──────── DATA FOR ANALYSIS
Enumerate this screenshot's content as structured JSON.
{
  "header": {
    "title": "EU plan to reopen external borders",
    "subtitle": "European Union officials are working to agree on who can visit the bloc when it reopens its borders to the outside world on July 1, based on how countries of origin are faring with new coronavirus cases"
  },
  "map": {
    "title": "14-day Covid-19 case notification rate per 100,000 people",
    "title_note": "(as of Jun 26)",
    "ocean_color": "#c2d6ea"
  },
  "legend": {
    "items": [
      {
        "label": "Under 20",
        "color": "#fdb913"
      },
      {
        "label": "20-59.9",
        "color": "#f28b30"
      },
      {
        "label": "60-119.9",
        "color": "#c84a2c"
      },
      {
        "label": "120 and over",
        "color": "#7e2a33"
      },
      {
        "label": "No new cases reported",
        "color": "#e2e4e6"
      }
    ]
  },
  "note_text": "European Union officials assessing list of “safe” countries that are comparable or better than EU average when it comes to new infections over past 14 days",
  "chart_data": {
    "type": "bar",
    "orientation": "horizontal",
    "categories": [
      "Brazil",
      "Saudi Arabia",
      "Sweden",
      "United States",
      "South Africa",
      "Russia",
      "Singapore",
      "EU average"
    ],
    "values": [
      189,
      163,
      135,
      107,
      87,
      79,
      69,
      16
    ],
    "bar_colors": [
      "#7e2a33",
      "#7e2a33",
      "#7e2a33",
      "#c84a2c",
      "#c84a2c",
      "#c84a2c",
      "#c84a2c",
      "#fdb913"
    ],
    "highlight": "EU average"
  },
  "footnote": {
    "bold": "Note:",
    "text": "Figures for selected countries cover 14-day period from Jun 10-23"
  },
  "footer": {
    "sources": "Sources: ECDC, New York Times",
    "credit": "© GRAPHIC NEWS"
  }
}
────────────────
#### WHAT NEEDS TO BE DONE:
All the entries above should come back exactly as they are written.

#### EXERCISE SOLUTION:
Enumerate this screenshot's content as structured JSON.
{
  "header": {
    "title": "EU plan to reopen external borders",
    "subtitle": "European Union officials are working to agree on who can visit the bloc when it reopens its borders to the outside world on July 1, based on how countries of origin are faring with new coronavirus cases"
  },
  "map": {
    "title": "14-day Covid-19 case notification rate per 100,000 people",
    "title_note": "(as of Jun 26)",
    "ocean_color": "#c2d6ea"
  },
  "legend": {
    "items": [
      {
        "label": "Under 20",
        "color": "#fdb913"
      },
      {
        "label": "20-59.9",
        "color": "#f28b30"
      },
      {
        "label": "60-119.9",
        "color": "#c84a2c"
      },
      {
        "label": "120 and over",
        "color": "#7e2a33"
      },
      {
        "label": "No new cases reported",
        "color": "#e2e4e6"
      }
    ]
  },
  "note_text": "European Union officials assessing list of “safe” countries that are comparable or better than EU average when it comes to new infections over past 14 days",
  "chart_data": {
    "type": "bar",
    "orientation": "horizontal",
    "categories": [
      "Brazil",
      "Saudi Arabia",
      "Sweden",
      "United States",
      "South Africa",
      "Russia",
      "Singapore",
      "EU average"
    ],
    "values": [
      189,
      163,
      135,
      107,
      87,
      79,
      69,
      16
    ],
    "bar_colors": [
      "#7e2a33",
      "#7e2a33",
      "#7e2a33",
      "#c84a2c",
      "#c84a2c",
      "#c84a2c",
      "#c84a2c",
      "#fdb913"
    ],
    "highlight": "EU average"
  },
  "footnote": {
    "bold": "Note:",
    "text": "Figures for selected countries cover 14-day period from Jun 10-23"
  },
  "footer": {
    "sources": "Sources: ECDC, New York Times",
    "credit": "© GRAPHIC NEWS"
  }
}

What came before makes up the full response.